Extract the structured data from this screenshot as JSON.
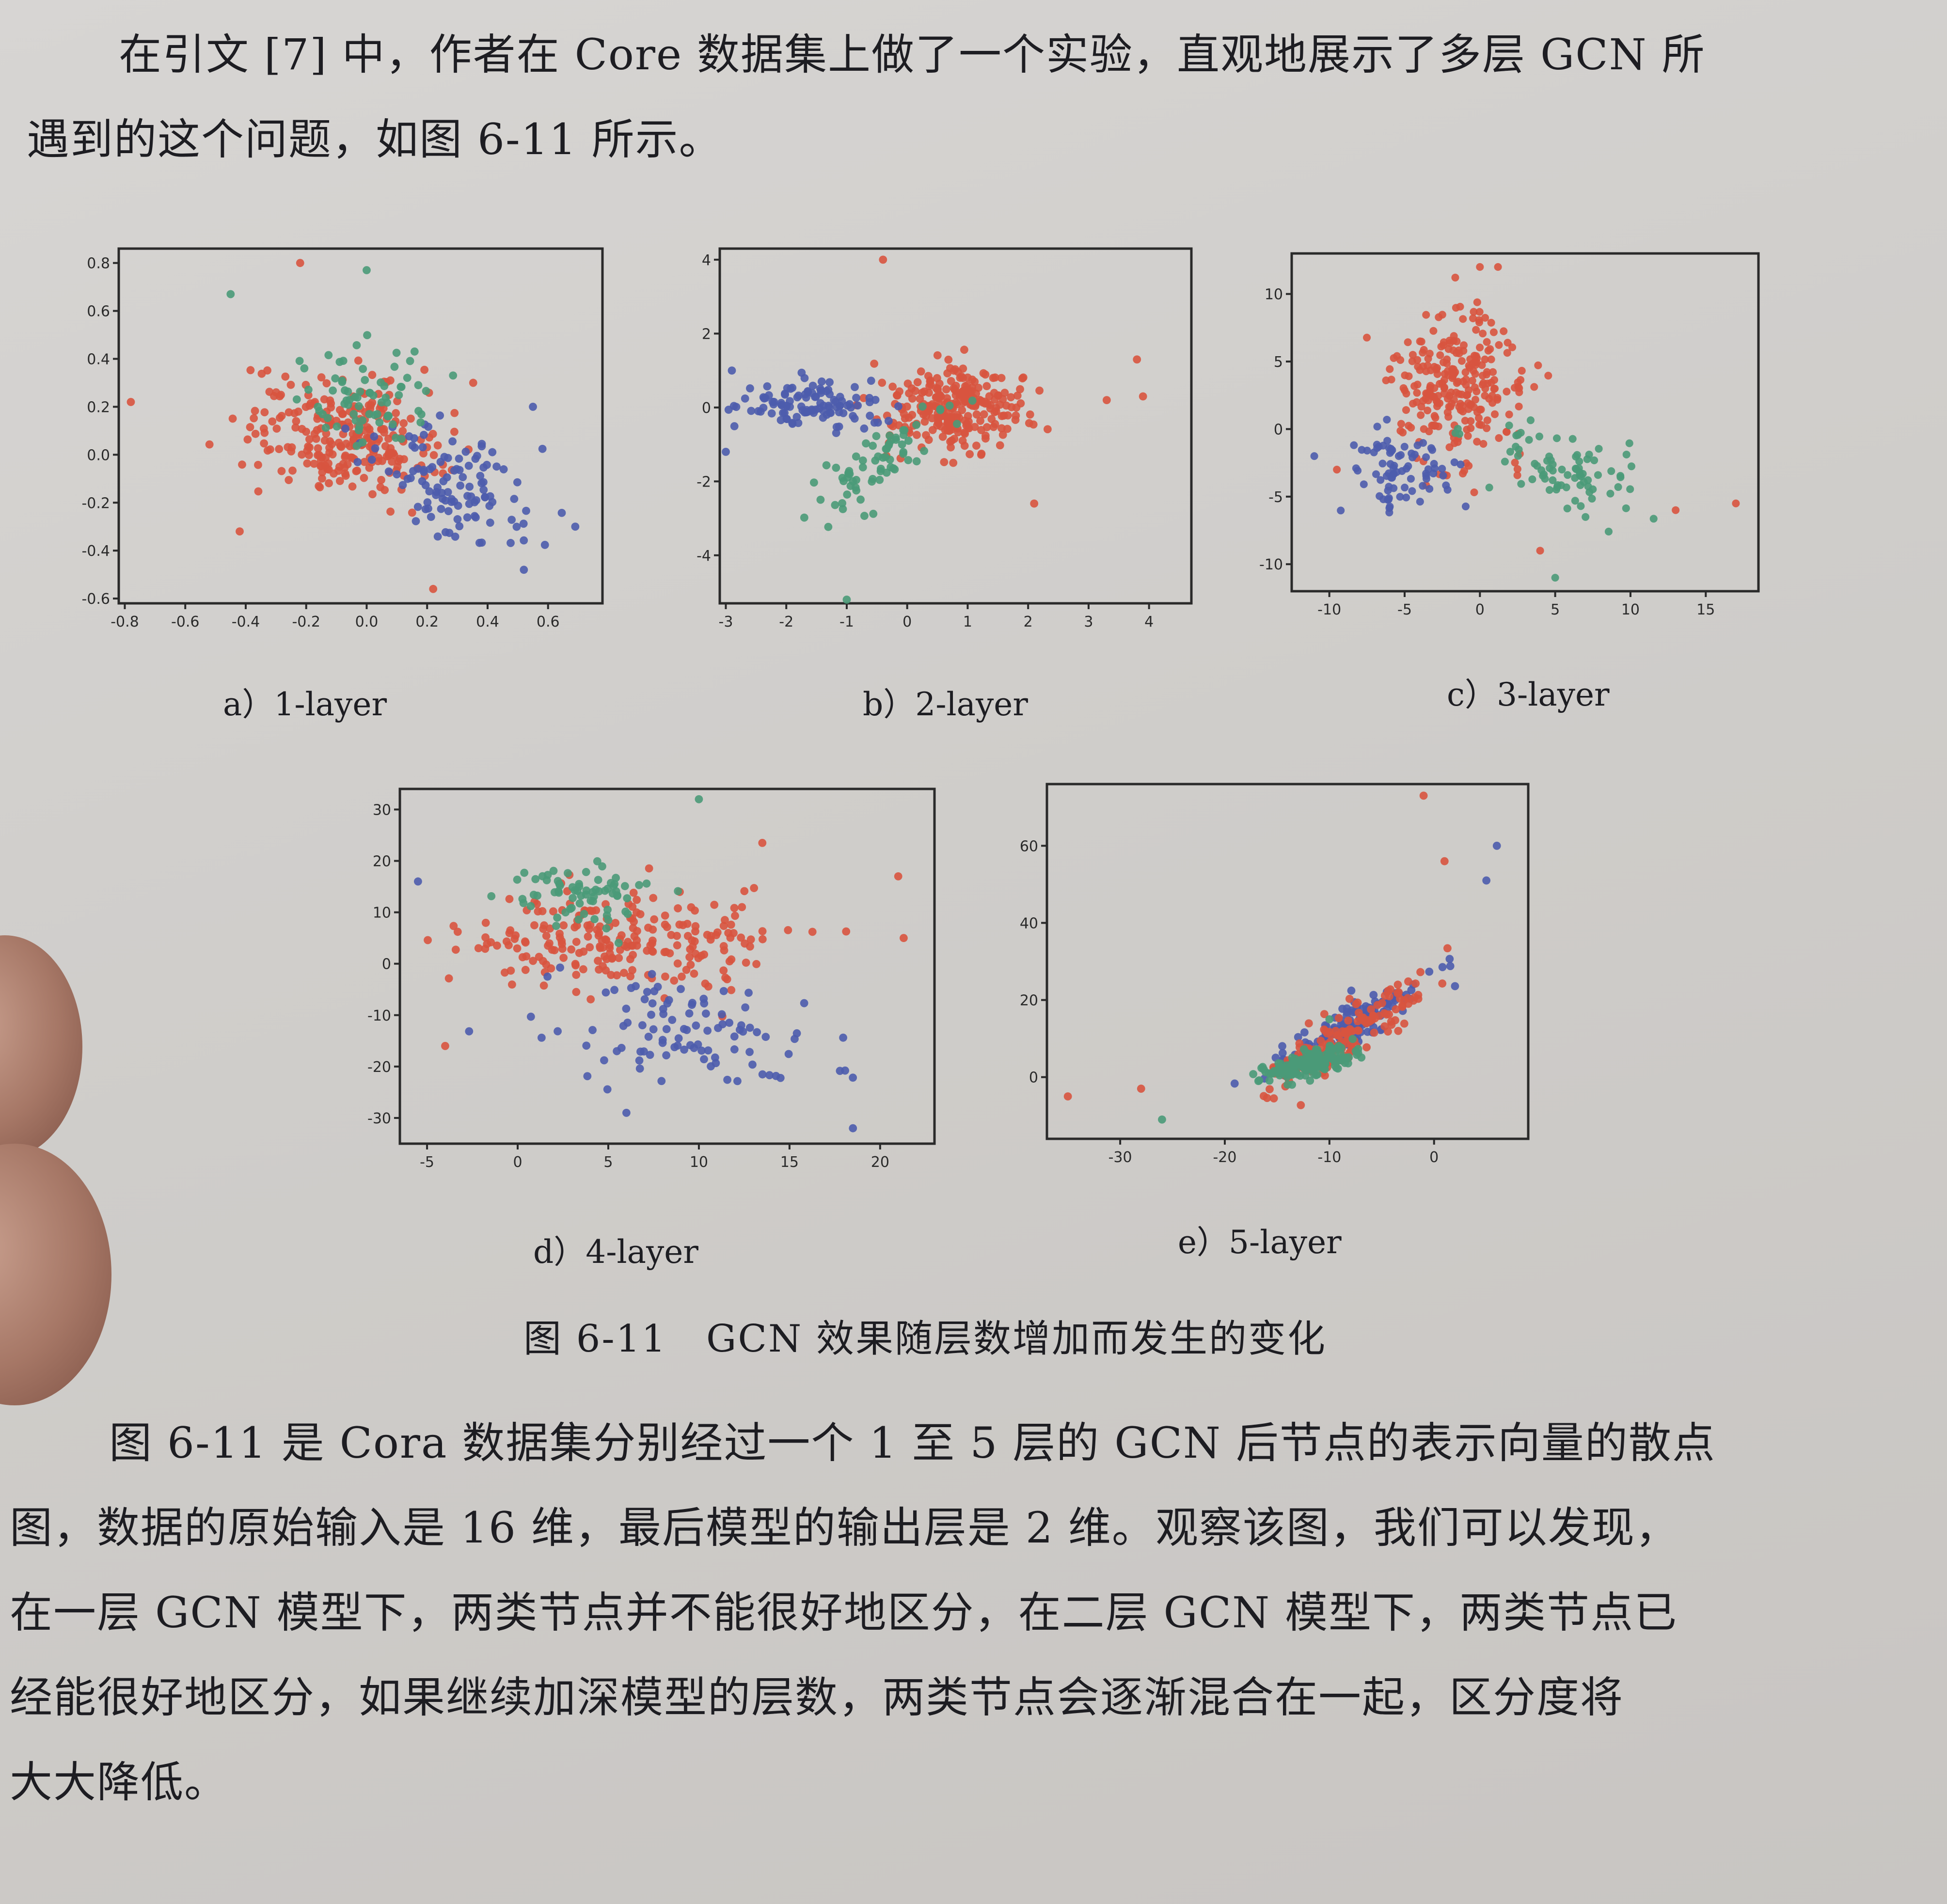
{
  "intro": {
    "line1": "在引文 [7] 中，作者在 Core 数据集上做了一个实验，直观地展示了多层 GCN 所",
    "line2": "遇到的这个问题，如图 6-11 所示。"
  },
  "figure": {
    "title": "图 6-11　GCN 效果随层数增加而发生的变化",
    "subplots": [
      {
        "caption": "a）1-layer",
        "xticks": [
          "-0.8",
          "-0.6",
          "-0.4",
          "-0.2",
          "0.0",
          "0.2",
          "0.4",
          "0.6"
        ],
        "yticks": [
          "0.8",
          "0.6",
          "0.4",
          "0.2",
          "0.0",
          "-0.2",
          "-0.4",
          "-0.6"
        ]
      },
      {
        "caption": "b）2-layer",
        "xticks": [
          "-3",
          "-2",
          "-1",
          "0",
          "1",
          "2",
          "3",
          "4"
        ],
        "yticks": [
          "4",
          "2",
          "0",
          "-2",
          "-4"
        ]
      },
      {
        "caption": "c）3-layer",
        "xticks": [
          "-10",
          "-5",
          "0",
          "5",
          "10",
          "15"
        ],
        "yticks": [
          "10",
          "5",
          "0",
          "-5",
          "-10"
        ]
      },
      {
        "caption": "d）4-layer",
        "xticks": [
          "-5",
          "0",
          "5",
          "10",
          "15",
          "20"
        ],
        "yticks": [
          "30",
          "20",
          "10",
          "0",
          "-10",
          "-20",
          "-30"
        ]
      },
      {
        "caption": "e）5-layer",
        "xticks": [
          "-30",
          "-20",
          "-10",
          "0"
        ],
        "yticks": [
          "60",
          "40",
          "20",
          "0"
        ]
      }
    ]
  },
  "colors": {
    "red": "#d8543f",
    "blue": "#4c5cad",
    "green": "#4a9a78"
  },
  "chart_data": [
    {
      "type": "scatter",
      "xlim": [
        -0.82,
        0.78
      ],
      "ylim": [
        -0.62,
        0.86
      ],
      "clusters": [
        {
          "color": "red",
          "n": 260,
          "cx": -0.08,
          "cy": 0.08,
          "sx": 0.16,
          "sy": 0.12,
          "corr": -0.2
        },
        {
          "color": "blue",
          "n": 110,
          "cx": 0.3,
          "cy": -0.12,
          "sx": 0.14,
          "sy": 0.14,
          "corr": -0.5
        },
        {
          "color": "green",
          "n": 70,
          "cx": -0.02,
          "cy": 0.25,
          "sx": 0.12,
          "sy": 0.1,
          "corr": -0.2
        }
      ],
      "points": [
        {
          "color": "red",
          "x": -0.22,
          "y": 0.8
        },
        {
          "color": "green",
          "x": 0.0,
          "y": 0.77
        },
        {
          "color": "green",
          "x": -0.45,
          "y": 0.67
        },
        {
          "color": "red",
          "x": -0.78,
          "y": 0.22
        },
        {
          "color": "blue",
          "x": 0.69,
          "y": -0.3
        },
        {
          "color": "red",
          "x": 0.22,
          "y": -0.56
        },
        {
          "color": "red",
          "x": -0.42,
          "y": -0.32
        },
        {
          "color": "blue",
          "x": 0.52,
          "y": -0.48
        },
        {
          "color": "blue",
          "x": 0.55,
          "y": 0.2
        }
      ]
    },
    {
      "type": "scatter",
      "xlim": [
        -3.1,
        4.7
      ],
      "ylim": [
        -5.3,
        4.3
      ],
      "clusters": [
        {
          "color": "red",
          "n": 260,
          "cx": 0.8,
          "cy": 0.0,
          "sx": 0.55,
          "sy": 0.55,
          "corr": 0.1
        },
        {
          "color": "blue",
          "n": 110,
          "cx": -1.6,
          "cy": 0.1,
          "sx": 0.6,
          "sy": 0.35,
          "corr": 0.0
        },
        {
          "color": "green",
          "n": 70,
          "cx": -0.5,
          "cy": -1.4,
          "sx": 0.5,
          "sy": 0.7,
          "corr": 0.7
        }
      ],
      "points": [
        {
          "color": "red",
          "x": -0.4,
          "y": 4.0
        },
        {
          "color": "green",
          "x": -1.0,
          "y": -5.2
        },
        {
          "color": "red",
          "x": 3.8,
          "y": 1.3
        },
        {
          "color": "red",
          "x": 3.9,
          "y": 0.3
        },
        {
          "color": "red",
          "x": 3.3,
          "y": 0.2
        },
        {
          "color": "red",
          "x": 2.1,
          "y": -2.6
        },
        {
          "color": "blue",
          "x": -2.9,
          "y": 1.0
        },
        {
          "color": "blue",
          "x": -3.0,
          "y": -1.2
        }
      ]
    },
    {
      "type": "scatter",
      "xlim": [
        -12.5,
        18.5
      ],
      "ylim": [
        -12,
        13
      ],
      "clusters": [
        {
          "color": "red",
          "n": 260,
          "cx": -1.5,
          "cy": 3.0,
          "sx": 2.2,
          "sy": 3.0,
          "corr": 0.0
        },
        {
          "color": "blue",
          "n": 80,
          "cx": -5.0,
          "cy": -3.0,
          "sx": 2.0,
          "sy": 1.5,
          "corr": 0.0
        },
        {
          "color": "green",
          "n": 80,
          "cx": 5.5,
          "cy": -3.0,
          "sx": 2.5,
          "sy": 1.8,
          "corr": -0.5
        }
      ],
      "points": [
        {
          "color": "red",
          "x": 0,
          "y": 12
        },
        {
          "color": "red",
          "x": 1.2,
          "y": 12
        },
        {
          "color": "green",
          "x": 5,
          "y": -11
        },
        {
          "color": "red",
          "x": 4,
          "y": -9
        },
        {
          "color": "red",
          "x": 13,
          "y": -6
        },
        {
          "color": "red",
          "x": 17,
          "y": -5.5
        },
        {
          "color": "blue",
          "x": -11,
          "y": -2
        },
        {
          "color": "red",
          "x": -9.5,
          "y": -3
        }
      ]
    },
    {
      "type": "scatter",
      "xlim": [
        -6.5,
        23
      ],
      "ylim": [
        -35,
        34
      ],
      "clusters": [
        {
          "color": "red",
          "n": 230,
          "cx": 6.0,
          "cy": 5.0,
          "sx": 4.5,
          "sy": 5.0,
          "corr": 0.0
        },
        {
          "color": "blue",
          "n": 100,
          "cx": 9.0,
          "cy": -14.0,
          "sx": 3.5,
          "sy": 6.0,
          "corr": -0.3
        },
        {
          "color": "green",
          "n": 70,
          "cx": 3.5,
          "cy": 13.0,
          "sx": 2.0,
          "sy": 3.0,
          "corr": 0.0
        }
      ],
      "points": [
        {
          "color": "green",
          "x": 10,
          "y": 32
        },
        {
          "color": "red",
          "x": 13.5,
          "y": 23.5
        },
        {
          "color": "blue",
          "x": 18.5,
          "y": -32
        },
        {
          "color": "red",
          "x": 21,
          "y": 17
        },
        {
          "color": "red",
          "x": 21.3,
          "y": 5
        },
        {
          "color": "red",
          "x": -4,
          "y": -16
        },
        {
          "color": "blue",
          "x": -5.5,
          "y": 16
        },
        {
          "color": "blue",
          "x": 6,
          "y": -29
        }
      ]
    },
    {
      "type": "scatter",
      "xlim": [
        -37,
        9
      ],
      "ylim": [
        -16,
        76
      ],
      "clusters": [
        {
          "color": "blue",
          "n": 150,
          "cx": -8.0,
          "cy": 13.0,
          "sx": 3.5,
          "sy": 6.0,
          "corr": 0.9
        },
        {
          "color": "red",
          "n": 170,
          "cx": -9.0,
          "cy": 10.0,
          "sx": 3.8,
          "sy": 7.0,
          "corr": 0.9
        },
        {
          "color": "green",
          "n": 160,
          "cx": -12.0,
          "cy": 3.5,
          "sx": 2.0,
          "sy": 2.0,
          "corr": 0.6
        }
      ],
      "points": [
        {
          "color": "red",
          "x": -1,
          "y": 73
        },
        {
          "color": "blue",
          "x": 6,
          "y": 60
        },
        {
          "color": "red",
          "x": 1,
          "y": 56
        },
        {
          "color": "blue",
          "x": 5,
          "y": 51
        },
        {
          "color": "red",
          "x": -35,
          "y": -5
        },
        {
          "color": "red",
          "x": -28,
          "y": -3
        },
        {
          "color": "green",
          "x": -26,
          "y": -11
        },
        {
          "color": "green",
          "x": -10,
          "y": 15
        }
      ]
    }
  ],
  "body": {
    "line1": "图 6-11 是 Cora 数据集分别经过一个 1 至 5 层的 GCN 后节点的表示向量的散点",
    "line2": "图，数据的原始输入是 16 维，最后模型的输出层是 2 维。观察该图，我们可以发现，",
    "line3": "在一层 GCN 模型下，两类节点并不能很好地区分，在二层 GCN 模型下，两类节点已",
    "line4": "经能很好地区分，如果继续加深模型的层数，两类节点会逐渐混合在一起，区分度将",
    "line5": "大大降低。"
  }
}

* * * * *

- WHAT YOU ARE ASKED TO DO
What is the number of lines in the listing above that contain the string "layer"? Give only the number.

- RESULT
5